Dataset entries:
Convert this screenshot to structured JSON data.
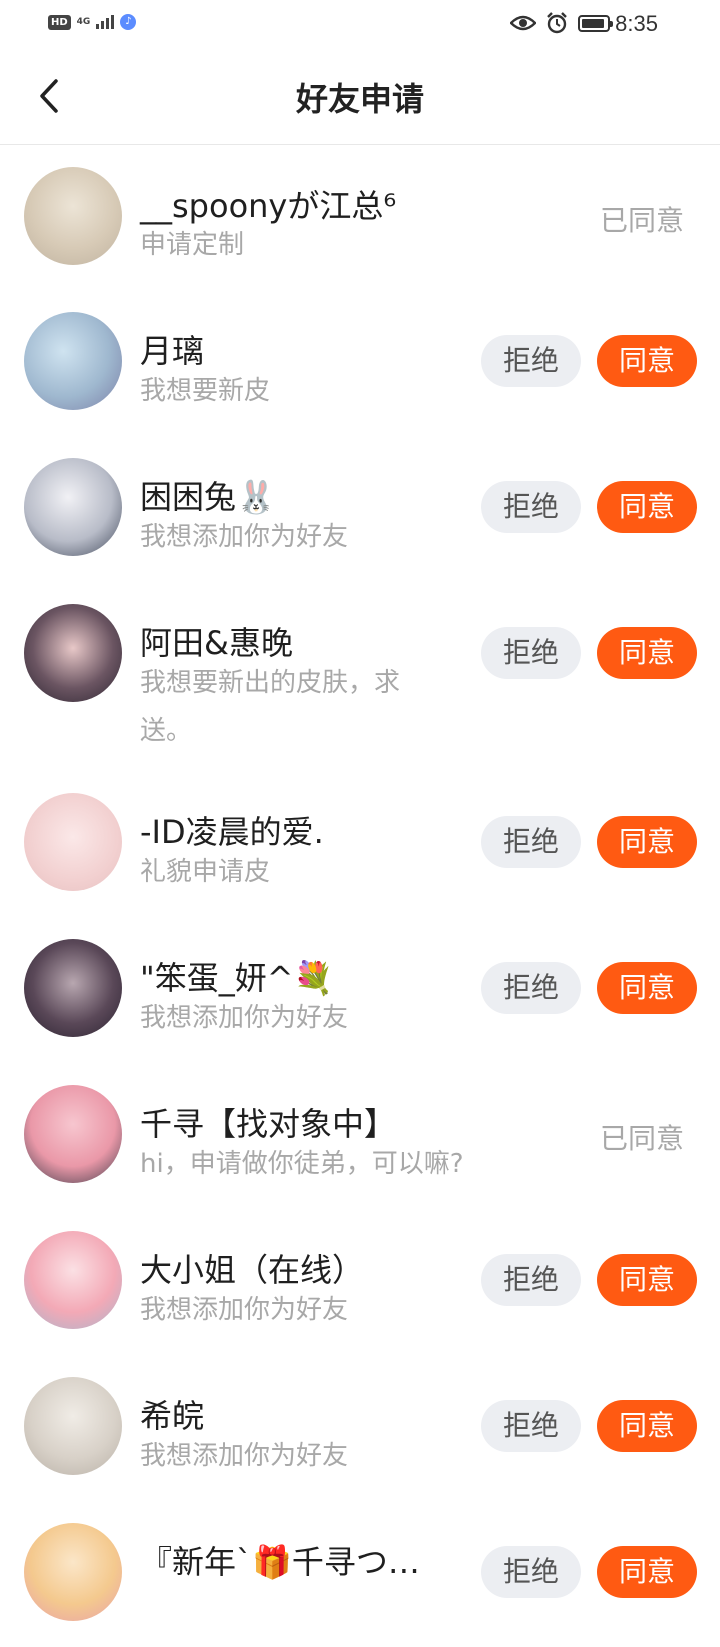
{
  "status_bar": {
    "hd": "HD",
    "net": "4G",
    "time": "8:35"
  },
  "header": {
    "title": "好友申请"
  },
  "actions": {
    "reject": "拒绝",
    "accept": "同意",
    "agreed": "已同意"
  },
  "requests": [
    {
      "name": "__spoonyが江总⁶",
      "message": "申请定制",
      "status": "agreed"
    },
    {
      "name": "月璃",
      "message": "我想要新皮",
      "status": "pending"
    },
    {
      "name": "困困兔🐰",
      "message": "我想添加你为好友",
      "status": "pending"
    },
    {
      "name": "阿田&惠晚",
      "message": "我想要新出的皮肤，求送。",
      "status": "pending"
    },
    {
      "name": "-ID凌晨的爱.",
      "message": "礼貌申请皮",
      "status": "pending"
    },
    {
      "name": "\"笨蛋_妍^💐",
      "message": "我想添加你为好友",
      "status": "pending"
    },
    {
      "name": "千寻【找对象中】",
      "message": "hi，申请做你徒弟，可以嘛?",
      "status": "agreed"
    },
    {
      "name": "大小姐（在线）",
      "message": "我想添加你为好友",
      "status": "pending"
    },
    {
      "name": "希皖",
      "message": "我想添加你为好友",
      "status": "pending"
    },
    {
      "name": "『新年`🎁千寻つ…",
      "message": "",
      "status": "pending"
    }
  ],
  "colors": {
    "accent": "#ff5a12",
    "reject_bg": "#eceef2",
    "muted_text": "#a8a8a8"
  }
}
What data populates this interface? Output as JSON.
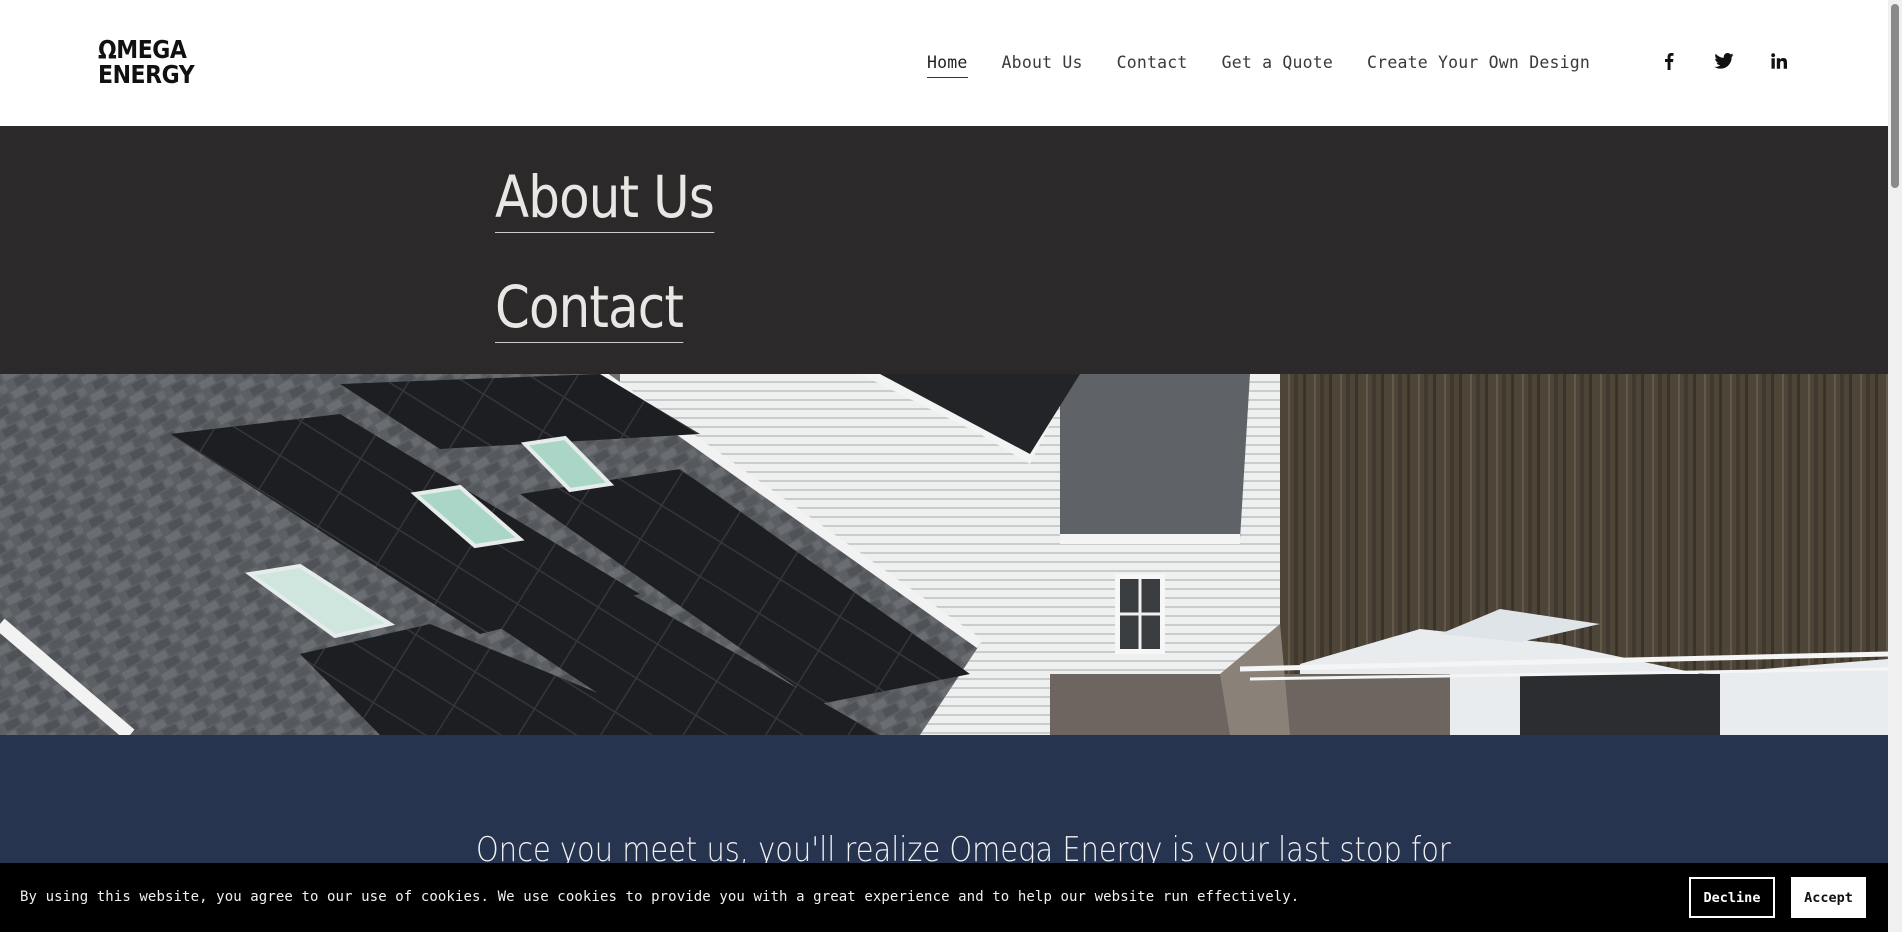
{
  "header": {
    "logo_line1": "ΩMEGA",
    "logo_line2": "ENERGY",
    "nav": [
      {
        "label": "Home",
        "active": true
      },
      {
        "label": "About Us"
      },
      {
        "label": "Contact"
      },
      {
        "label": "Get a Quote"
      },
      {
        "label": "Create Your Own Design"
      }
    ],
    "social_icons": [
      "facebook-icon",
      "twitter-icon",
      "linkedin-icon"
    ]
  },
  "hero_links": {
    "about": "About Us",
    "contact": "Contact"
  },
  "photo": {
    "description_icon": "solar-panels-house-aerial"
  },
  "tagline": {
    "text": "Once you meet us, you'll realize Omega Energy is your last stop for"
  },
  "cookie_banner": {
    "text": "By using this website, you agree to our use of cookies. We use cookies to provide you with a great experience and to help our website run effectively.",
    "decline": "Decline",
    "accept": "Accept"
  },
  "colors": {
    "dark_section": "#2b292a",
    "navy_section": "#263450",
    "cookie_bar": "#000000"
  }
}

# THE TASK:
Exactly those lines that run from the line holding "What data populates" to the end of the listing above, both included, are to be reproduced, with pictures left out.

# OUTPUT BELOW:
What data populates this interface? Output as JSON.
{
  "header": {
    "logo_line1": "ΩMEGA",
    "logo_line2": "ENERGY",
    "nav": [
      {
        "label": "Home",
        "active": true
      },
      {
        "label": "About Us"
      },
      {
        "label": "Contact"
      },
      {
        "label": "Get a Quote"
      },
      {
        "label": "Create Your Own Design"
      }
    ],
    "social_icons": [
      "facebook-icon",
      "twitter-icon",
      "linkedin-icon"
    ]
  },
  "hero_links": {
    "about": "About Us",
    "contact": "Contact"
  },
  "photo": {
    "description_icon": "solar-panels-house-aerial"
  },
  "tagline": {
    "text": "Once you meet us, you'll realize Omega Energy is your last stop for"
  },
  "cookie_banner": {
    "text": "By using this website, you agree to our use of cookies. We use cookies to provide you with a great experience and to help our website run effectively.",
    "decline": "Decline",
    "accept": "Accept"
  },
  "colors": {
    "dark_section": "#2b292a",
    "navy_section": "#263450",
    "cookie_bar": "#000000"
  }
}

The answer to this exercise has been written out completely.